── RECORDS TO PROCESS

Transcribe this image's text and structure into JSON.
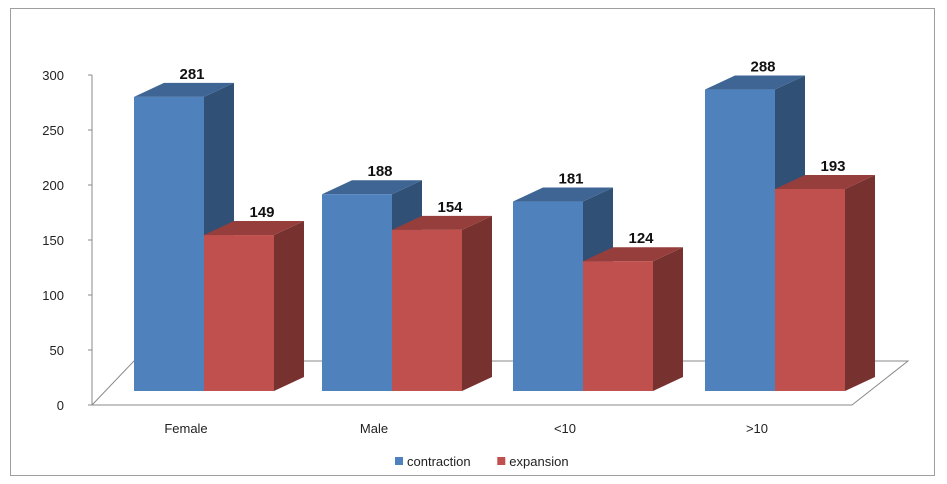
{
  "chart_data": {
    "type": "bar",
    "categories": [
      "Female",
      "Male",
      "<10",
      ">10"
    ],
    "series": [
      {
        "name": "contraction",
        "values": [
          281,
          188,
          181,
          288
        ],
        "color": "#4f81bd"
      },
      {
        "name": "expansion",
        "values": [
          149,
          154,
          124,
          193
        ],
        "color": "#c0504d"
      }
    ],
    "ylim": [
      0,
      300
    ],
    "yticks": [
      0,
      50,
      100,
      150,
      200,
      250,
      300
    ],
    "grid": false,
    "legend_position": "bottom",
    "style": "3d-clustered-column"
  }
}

────

WRITTEN EXERCISE
Make a word-for-word copy of the entries, without any pictures.

EXPECTED ANSWER
Transcribe this image's text and structure into JSON.
{
  "chart_data": {
    "type": "bar",
    "categories": [
      "Female",
      "Male",
      "<10",
      ">10"
    ],
    "series": [
      {
        "name": "contraction",
        "values": [
          281,
          188,
          181,
          288
        ],
        "color": "#4f81bd"
      },
      {
        "name": "expansion",
        "values": [
          149,
          154,
          124,
          193
        ],
        "color": "#c0504d"
      }
    ],
    "ylim": [
      0,
      300
    ],
    "yticks": [
      0,
      50,
      100,
      150,
      200,
      250,
      300
    ],
    "grid": false,
    "legend_position": "bottom",
    "style": "3d-clustered-column"
  }
}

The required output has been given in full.